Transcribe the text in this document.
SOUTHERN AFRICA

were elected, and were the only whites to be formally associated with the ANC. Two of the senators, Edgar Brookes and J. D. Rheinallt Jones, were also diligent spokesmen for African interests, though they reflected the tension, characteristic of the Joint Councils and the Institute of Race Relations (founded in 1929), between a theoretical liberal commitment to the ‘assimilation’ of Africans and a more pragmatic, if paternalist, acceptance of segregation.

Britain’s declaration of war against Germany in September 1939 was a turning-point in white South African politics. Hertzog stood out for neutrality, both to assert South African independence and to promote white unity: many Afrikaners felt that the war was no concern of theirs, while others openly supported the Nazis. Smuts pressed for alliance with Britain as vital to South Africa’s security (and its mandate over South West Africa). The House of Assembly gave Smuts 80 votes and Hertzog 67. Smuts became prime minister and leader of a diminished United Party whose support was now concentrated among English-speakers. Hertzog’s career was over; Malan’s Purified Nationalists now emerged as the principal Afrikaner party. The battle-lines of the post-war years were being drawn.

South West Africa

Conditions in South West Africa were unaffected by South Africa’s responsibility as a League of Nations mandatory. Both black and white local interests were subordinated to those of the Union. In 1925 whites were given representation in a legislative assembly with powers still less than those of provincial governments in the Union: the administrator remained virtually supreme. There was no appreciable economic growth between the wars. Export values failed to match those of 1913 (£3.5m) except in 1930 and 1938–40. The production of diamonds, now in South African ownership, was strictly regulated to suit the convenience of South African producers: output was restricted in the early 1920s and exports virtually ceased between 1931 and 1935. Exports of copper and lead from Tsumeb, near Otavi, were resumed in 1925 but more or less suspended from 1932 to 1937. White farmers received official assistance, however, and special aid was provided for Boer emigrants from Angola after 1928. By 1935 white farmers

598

§ **Task prompt**: Retype the whole listing above exactly.

§ **The answer**:
Transcribe the text in this document.
SOUTHERN AFRICA

were elected, and were the only whites to be formally associated with the ANC. Two of the senators, Edgar Brookes and J. D. Rheinallt Jones, were also diligent spokesmen for African interests, though they reflected the tension, characteristic of the Joint Councils and the Institute of Race Relations (founded in 1929), between a theoretical liberal commitment to the ‘assimilation’ of Africans and a more pragmatic, if paternalist, acceptance of segregation.

Britain’s declaration of war against Germany in September 1939 was a turning-point in white South African politics. Hertzog stood out for neutrality, both to assert South African independence and to promote white unity: many Afrikaners felt that the war was no concern of theirs, while others openly supported the Nazis. Smuts pressed for alliance with Britain as vital to South Africa’s security (and its mandate over South West Africa). The House of Assembly gave Smuts 80 votes and Hertzog 67. Smuts became prime minister and leader of a diminished United Party whose support was now concentrated among English-speakers. Hertzog’s career was over; Malan’s Purified Nationalists now emerged as the principal Afrikaner party. The battle-lines of the post-war years were being drawn.

South West Africa

Conditions in South West Africa were unaffected by South Africa’s responsibility as a League of Nations mandatory. Both black and white local interests were subordinated to those of the Union. In 1925 whites were given representation in a legislative assembly with powers still less than those of provincial governments in the Union: the administrator remained virtually supreme. There was no appreciable economic growth between the wars. Export values failed to match those of 1913 (£3.5m) except in 1930 and 1938–40. The production of diamonds, now in South African ownership, was strictly regulated to suit the convenience of South African producers: output was restricted in the early 1920s and exports virtually ceased between 1931 and 1935. Exports of copper and lead from Tsumeb, near Otavi, were resumed in 1925 but more or less suspended from 1932 to 1937. White farmers received official assistance, however, and special aid was provided for Boer emigrants from Angola after 1928. By 1935 white farmers

598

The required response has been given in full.